Problem => The records below must be duplicated exactly, character for character.

Entries =>
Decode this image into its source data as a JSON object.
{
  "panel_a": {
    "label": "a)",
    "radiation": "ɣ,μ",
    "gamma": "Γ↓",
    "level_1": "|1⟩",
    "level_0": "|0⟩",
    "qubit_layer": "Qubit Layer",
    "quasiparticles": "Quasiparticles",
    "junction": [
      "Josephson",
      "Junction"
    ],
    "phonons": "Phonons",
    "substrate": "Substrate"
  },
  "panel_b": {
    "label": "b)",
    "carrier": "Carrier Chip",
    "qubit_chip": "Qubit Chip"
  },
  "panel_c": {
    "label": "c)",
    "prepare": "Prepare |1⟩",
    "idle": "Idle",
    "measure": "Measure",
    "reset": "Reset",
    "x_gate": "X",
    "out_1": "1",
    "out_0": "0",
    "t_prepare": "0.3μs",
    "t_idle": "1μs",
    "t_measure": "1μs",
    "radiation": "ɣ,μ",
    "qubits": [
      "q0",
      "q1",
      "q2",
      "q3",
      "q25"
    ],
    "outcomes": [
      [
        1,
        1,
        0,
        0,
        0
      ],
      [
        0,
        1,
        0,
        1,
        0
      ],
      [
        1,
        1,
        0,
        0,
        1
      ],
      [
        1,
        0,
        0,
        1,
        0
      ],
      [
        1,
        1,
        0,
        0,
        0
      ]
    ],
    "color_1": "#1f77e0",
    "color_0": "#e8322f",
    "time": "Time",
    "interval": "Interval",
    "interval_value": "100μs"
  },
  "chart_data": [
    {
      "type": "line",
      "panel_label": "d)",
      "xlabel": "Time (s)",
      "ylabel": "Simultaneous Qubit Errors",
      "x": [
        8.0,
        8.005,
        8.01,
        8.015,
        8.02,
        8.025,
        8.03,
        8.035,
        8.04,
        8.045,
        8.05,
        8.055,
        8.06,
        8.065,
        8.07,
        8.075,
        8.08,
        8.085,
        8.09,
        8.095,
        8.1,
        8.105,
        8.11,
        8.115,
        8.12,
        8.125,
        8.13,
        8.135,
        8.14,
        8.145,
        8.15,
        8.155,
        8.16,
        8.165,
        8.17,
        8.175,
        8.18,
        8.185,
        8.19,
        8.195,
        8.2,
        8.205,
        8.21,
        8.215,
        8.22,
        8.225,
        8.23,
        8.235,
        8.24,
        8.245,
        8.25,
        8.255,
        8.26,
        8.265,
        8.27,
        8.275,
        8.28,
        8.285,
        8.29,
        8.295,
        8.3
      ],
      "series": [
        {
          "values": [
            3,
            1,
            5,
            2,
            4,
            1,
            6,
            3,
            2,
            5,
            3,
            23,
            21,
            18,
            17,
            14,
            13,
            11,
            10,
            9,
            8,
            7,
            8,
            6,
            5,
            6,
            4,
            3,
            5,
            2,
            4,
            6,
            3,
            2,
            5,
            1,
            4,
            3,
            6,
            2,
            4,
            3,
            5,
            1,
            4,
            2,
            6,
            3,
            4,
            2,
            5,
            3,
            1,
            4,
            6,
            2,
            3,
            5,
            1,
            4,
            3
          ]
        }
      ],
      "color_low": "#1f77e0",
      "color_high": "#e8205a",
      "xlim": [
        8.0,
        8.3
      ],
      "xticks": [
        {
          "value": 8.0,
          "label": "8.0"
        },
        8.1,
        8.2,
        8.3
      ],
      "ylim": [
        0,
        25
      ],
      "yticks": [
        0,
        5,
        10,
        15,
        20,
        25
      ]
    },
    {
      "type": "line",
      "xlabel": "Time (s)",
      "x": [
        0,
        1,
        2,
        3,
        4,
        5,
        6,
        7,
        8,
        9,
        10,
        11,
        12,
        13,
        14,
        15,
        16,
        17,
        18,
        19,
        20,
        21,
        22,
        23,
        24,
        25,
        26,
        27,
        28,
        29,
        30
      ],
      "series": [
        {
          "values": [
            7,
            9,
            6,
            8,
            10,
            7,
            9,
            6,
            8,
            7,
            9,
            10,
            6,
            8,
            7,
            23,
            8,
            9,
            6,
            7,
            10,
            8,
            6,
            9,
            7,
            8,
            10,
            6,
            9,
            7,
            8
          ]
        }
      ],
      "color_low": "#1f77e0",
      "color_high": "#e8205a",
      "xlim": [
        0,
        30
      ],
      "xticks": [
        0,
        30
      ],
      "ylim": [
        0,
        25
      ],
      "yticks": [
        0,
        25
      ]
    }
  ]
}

The completed task =>
Decode this image into its source data as a JSON object.
{
  "panel_a": {
    "label": "a)",
    "radiation": "ɣ,μ",
    "gamma": "Γ↓",
    "level_1": "|1⟩",
    "level_0": "|0⟩",
    "qubit_layer": "Qubit Layer",
    "quasiparticles": "Quasiparticles",
    "junction": [
      "Josephson",
      "Junction"
    ],
    "phonons": "Phonons",
    "substrate": "Substrate"
  },
  "panel_b": {
    "label": "b)",
    "carrier": "Carrier Chip",
    "qubit_chip": "Qubit Chip"
  },
  "panel_c": {
    "label": "c)",
    "prepare": "Prepare |1⟩",
    "idle": "Idle",
    "measure": "Measure",
    "reset": "Reset",
    "x_gate": "X",
    "out_1": "1",
    "out_0": "0",
    "t_prepare": "0.3μs",
    "t_idle": "1μs",
    "t_measure": "1μs",
    "radiation": "ɣ,μ",
    "qubits": [
      "q0",
      "q1",
      "q2",
      "q3",
      "q25"
    ],
    "outcomes": [
      [
        1,
        1,
        0,
        0,
        0
      ],
      [
        0,
        1,
        0,
        1,
        0
      ],
      [
        1,
        1,
        0,
        0,
        1
      ],
      [
        1,
        0,
        0,
        1,
        0
      ],
      [
        1,
        1,
        0,
        0,
        0
      ]
    ],
    "color_1": "#1f77e0",
    "color_0": "#e8322f",
    "time": "Time",
    "interval": "Interval",
    "interval_value": "100μs"
  },
  "chart_data": [
    {
      "type": "line",
      "panel_label": "d)",
      "xlabel": "Time (s)",
      "ylabel": "Simultaneous Qubit Errors",
      "x": [
        8.0,
        8.005,
        8.01,
        8.015,
        8.02,
        8.025,
        8.03,
        8.035,
        8.04,
        8.045,
        8.05,
        8.055,
        8.06,
        8.065,
        8.07,
        8.075,
        8.08,
        8.085,
        8.09,
        8.095,
        8.1,
        8.105,
        8.11,
        8.115,
        8.12,
        8.125,
        8.13,
        8.135,
        8.14,
        8.145,
        8.15,
        8.155,
        8.16,
        8.165,
        8.17,
        8.175,
        8.18,
        8.185,
        8.19,
        8.195,
        8.2,
        8.205,
        8.21,
        8.215,
        8.22,
        8.225,
        8.23,
        8.235,
        8.24,
        8.245,
        8.25,
        8.255,
        8.26,
        8.265,
        8.27,
        8.275,
        8.28,
        8.285,
        8.29,
        8.295,
        8.3
      ],
      "series": [
        {
          "values": [
            3,
            1,
            5,
            2,
            4,
            1,
            6,
            3,
            2,
            5,
            3,
            23,
            21,
            18,
            17,
            14,
            13,
            11,
            10,
            9,
            8,
            7,
            8,
            6,
            5,
            6,
            4,
            3,
            5,
            2,
            4,
            6,
            3,
            2,
            5,
            1,
            4,
            3,
            6,
            2,
            4,
            3,
            5,
            1,
            4,
            2,
            6,
            3,
            4,
            2,
            5,
            3,
            1,
            4,
            6,
            2,
            3,
            5,
            1,
            4,
            3
          ]
        }
      ],
      "color_low": "#1f77e0",
      "color_high": "#e8205a",
      "xlim": [
        8.0,
        8.3
      ],
      "xticks": [
        {
          "value": 8.0,
          "label": "8.0"
        },
        8.1,
        8.2,
        8.3
      ],
      "ylim": [
        0,
        25
      ],
      "yticks": [
        0,
        5,
        10,
        15,
        20,
        25
      ]
    },
    {
      "type": "line",
      "xlabel": "Time (s)",
      "x": [
        0,
        1,
        2,
        3,
        4,
        5,
        6,
        7,
        8,
        9,
        10,
        11,
        12,
        13,
        14,
        15,
        16,
        17,
        18,
        19,
        20,
        21,
        22,
        23,
        24,
        25,
        26,
        27,
        28,
        29,
        30
      ],
      "series": [
        {
          "values": [
            7,
            9,
            6,
            8,
            10,
            7,
            9,
            6,
            8,
            7,
            9,
            10,
            6,
            8,
            7,
            23,
            8,
            9,
            6,
            7,
            10,
            8,
            6,
            9,
            7,
            8,
            10,
            6,
            9,
            7,
            8
          ]
        }
      ],
      "color_low": "#1f77e0",
      "color_high": "#e8205a",
      "xlim": [
        0,
        30
      ],
      "xticks": [
        0,
        30
      ],
      "ylim": [
        0,
        25
      ],
      "yticks": [
        0,
        25
      ]
    }
  ]
}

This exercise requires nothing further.